• [Material to process]:

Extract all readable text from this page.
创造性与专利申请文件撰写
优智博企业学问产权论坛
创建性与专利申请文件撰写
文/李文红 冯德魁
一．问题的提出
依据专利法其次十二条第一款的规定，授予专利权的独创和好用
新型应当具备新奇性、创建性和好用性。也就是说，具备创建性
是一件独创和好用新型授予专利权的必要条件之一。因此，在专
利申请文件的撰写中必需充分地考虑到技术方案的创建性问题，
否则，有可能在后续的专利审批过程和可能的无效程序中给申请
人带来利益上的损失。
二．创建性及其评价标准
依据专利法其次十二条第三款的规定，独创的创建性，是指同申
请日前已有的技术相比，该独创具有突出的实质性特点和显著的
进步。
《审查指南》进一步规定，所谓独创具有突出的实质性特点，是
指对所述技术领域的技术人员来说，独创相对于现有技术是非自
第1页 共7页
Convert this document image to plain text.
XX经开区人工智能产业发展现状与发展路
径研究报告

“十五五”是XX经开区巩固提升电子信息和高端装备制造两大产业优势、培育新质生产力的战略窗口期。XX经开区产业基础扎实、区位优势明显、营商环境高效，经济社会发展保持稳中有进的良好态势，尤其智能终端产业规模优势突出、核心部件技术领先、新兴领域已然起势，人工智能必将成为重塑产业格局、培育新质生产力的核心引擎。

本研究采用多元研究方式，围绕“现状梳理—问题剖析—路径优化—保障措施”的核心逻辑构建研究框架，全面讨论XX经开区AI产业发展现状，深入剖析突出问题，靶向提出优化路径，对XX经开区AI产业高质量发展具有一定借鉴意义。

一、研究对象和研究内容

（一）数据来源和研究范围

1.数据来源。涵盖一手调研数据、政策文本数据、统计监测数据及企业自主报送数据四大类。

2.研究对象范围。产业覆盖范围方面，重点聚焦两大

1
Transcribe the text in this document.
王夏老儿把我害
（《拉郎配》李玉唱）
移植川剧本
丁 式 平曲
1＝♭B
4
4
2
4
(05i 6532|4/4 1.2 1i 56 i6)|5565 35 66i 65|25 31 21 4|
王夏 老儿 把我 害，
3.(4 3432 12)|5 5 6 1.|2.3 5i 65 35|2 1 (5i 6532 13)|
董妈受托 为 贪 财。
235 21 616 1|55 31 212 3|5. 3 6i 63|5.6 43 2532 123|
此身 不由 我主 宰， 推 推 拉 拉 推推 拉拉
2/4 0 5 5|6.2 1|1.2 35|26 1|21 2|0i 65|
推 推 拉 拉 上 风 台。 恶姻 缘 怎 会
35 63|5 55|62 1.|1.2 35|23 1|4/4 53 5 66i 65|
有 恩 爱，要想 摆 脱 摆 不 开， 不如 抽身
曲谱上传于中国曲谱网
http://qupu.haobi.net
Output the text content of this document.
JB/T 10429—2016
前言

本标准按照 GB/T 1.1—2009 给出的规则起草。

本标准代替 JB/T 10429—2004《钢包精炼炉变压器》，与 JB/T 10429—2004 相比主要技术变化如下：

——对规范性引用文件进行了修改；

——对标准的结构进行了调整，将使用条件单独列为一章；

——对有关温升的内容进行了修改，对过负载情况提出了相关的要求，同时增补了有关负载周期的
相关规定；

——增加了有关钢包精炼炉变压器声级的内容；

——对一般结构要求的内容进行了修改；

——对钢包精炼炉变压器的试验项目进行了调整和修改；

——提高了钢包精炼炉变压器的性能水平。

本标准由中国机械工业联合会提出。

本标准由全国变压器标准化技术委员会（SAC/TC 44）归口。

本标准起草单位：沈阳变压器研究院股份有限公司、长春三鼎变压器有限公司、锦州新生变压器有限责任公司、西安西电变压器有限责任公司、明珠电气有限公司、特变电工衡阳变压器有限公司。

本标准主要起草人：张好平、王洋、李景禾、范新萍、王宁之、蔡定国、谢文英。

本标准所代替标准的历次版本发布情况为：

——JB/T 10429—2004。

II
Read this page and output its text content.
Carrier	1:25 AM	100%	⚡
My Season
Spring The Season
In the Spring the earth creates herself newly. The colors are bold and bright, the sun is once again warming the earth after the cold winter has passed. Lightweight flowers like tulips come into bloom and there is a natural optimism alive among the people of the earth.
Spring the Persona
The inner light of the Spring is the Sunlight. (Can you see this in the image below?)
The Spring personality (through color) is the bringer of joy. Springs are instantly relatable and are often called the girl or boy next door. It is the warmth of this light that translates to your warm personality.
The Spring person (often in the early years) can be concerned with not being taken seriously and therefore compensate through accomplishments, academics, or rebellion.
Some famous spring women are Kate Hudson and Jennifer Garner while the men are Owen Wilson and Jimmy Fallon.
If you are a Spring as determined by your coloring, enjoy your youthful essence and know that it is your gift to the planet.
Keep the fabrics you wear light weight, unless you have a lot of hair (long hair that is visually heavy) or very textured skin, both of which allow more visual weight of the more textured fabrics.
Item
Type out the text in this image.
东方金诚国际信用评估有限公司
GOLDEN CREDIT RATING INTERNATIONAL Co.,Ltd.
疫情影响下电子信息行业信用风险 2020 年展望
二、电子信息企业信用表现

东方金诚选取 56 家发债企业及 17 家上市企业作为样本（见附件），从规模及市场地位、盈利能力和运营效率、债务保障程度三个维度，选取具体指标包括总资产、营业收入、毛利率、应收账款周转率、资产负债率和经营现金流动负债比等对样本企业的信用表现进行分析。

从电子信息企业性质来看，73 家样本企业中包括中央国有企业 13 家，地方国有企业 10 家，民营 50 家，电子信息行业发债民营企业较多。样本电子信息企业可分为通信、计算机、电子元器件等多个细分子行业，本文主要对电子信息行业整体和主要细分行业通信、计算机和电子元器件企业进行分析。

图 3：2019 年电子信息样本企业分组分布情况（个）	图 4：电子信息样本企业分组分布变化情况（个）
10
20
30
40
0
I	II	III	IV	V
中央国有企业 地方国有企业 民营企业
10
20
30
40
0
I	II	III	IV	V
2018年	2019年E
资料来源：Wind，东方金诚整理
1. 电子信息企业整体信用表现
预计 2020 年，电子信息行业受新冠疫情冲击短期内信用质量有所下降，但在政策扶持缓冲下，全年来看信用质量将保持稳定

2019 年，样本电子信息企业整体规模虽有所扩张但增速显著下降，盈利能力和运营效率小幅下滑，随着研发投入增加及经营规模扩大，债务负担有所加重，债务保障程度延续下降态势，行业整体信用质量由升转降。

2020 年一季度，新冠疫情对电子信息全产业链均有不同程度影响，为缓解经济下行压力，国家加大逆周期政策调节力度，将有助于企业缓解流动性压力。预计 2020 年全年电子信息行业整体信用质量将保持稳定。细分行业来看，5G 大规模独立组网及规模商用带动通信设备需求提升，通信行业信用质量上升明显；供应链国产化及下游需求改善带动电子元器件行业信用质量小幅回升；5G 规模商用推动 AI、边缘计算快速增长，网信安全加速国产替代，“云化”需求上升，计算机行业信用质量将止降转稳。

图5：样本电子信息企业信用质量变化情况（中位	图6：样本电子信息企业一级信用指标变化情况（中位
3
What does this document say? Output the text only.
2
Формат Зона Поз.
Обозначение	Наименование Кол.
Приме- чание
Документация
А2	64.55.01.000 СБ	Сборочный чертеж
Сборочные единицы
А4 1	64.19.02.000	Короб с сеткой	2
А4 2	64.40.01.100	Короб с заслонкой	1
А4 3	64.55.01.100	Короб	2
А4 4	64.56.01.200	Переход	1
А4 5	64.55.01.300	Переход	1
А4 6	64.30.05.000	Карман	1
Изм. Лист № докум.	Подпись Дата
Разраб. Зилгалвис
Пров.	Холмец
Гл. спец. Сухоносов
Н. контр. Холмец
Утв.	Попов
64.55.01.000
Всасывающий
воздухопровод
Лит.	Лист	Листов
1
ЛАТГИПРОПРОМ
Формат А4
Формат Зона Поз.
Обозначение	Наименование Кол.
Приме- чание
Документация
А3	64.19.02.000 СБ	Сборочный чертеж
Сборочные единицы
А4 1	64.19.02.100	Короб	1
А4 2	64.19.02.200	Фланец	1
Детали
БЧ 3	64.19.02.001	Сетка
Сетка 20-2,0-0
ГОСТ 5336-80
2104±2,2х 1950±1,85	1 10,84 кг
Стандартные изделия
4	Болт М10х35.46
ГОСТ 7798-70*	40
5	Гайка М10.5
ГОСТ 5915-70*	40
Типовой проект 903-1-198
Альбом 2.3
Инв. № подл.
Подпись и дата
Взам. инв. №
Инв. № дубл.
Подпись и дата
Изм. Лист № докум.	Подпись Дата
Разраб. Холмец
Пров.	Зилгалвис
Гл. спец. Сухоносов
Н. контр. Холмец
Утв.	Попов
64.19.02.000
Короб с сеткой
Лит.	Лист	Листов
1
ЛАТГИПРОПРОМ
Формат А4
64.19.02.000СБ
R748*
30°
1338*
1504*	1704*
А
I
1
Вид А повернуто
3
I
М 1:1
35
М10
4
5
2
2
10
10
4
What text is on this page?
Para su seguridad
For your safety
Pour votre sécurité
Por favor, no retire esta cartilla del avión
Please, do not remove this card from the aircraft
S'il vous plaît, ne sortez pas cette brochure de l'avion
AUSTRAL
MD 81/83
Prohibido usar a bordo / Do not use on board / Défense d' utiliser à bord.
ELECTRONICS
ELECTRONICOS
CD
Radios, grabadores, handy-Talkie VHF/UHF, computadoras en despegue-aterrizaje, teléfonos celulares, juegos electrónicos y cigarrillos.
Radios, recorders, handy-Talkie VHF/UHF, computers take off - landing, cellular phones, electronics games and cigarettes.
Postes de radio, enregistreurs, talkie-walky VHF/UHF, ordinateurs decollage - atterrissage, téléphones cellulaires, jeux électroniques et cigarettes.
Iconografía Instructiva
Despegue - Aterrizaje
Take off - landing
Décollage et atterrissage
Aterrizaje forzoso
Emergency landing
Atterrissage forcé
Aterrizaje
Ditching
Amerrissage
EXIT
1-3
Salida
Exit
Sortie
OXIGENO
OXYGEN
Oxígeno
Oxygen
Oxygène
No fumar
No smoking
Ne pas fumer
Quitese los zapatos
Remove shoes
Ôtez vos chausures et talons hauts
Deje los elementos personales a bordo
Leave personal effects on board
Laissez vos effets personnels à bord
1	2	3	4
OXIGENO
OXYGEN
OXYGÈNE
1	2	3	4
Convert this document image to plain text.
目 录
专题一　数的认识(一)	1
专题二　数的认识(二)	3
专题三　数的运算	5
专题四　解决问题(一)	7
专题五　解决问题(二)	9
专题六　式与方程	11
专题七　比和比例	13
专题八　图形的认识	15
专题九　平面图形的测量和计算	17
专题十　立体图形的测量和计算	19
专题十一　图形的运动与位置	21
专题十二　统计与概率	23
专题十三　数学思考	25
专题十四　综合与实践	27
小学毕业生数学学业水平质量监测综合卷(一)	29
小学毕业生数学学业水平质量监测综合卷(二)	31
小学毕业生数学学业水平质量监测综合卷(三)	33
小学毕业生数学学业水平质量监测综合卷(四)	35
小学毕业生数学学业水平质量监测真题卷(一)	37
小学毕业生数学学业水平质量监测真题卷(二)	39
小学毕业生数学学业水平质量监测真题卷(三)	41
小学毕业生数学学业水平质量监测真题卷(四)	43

• [What the task requires]:
Sift the material for lines with the string "小学毕业生数学学业水平质量监测综合卷". Copy each one found.

• [Correct result]:
小学毕业生数学学业水平质量监测综合卷(一)	29
小学毕业生数学学业水平质量监测综合卷(二)	31
小学毕业生数学学业水平质量监测综合卷(三)	33
小学毕业生数学学业水平质量监测综合卷(四)	35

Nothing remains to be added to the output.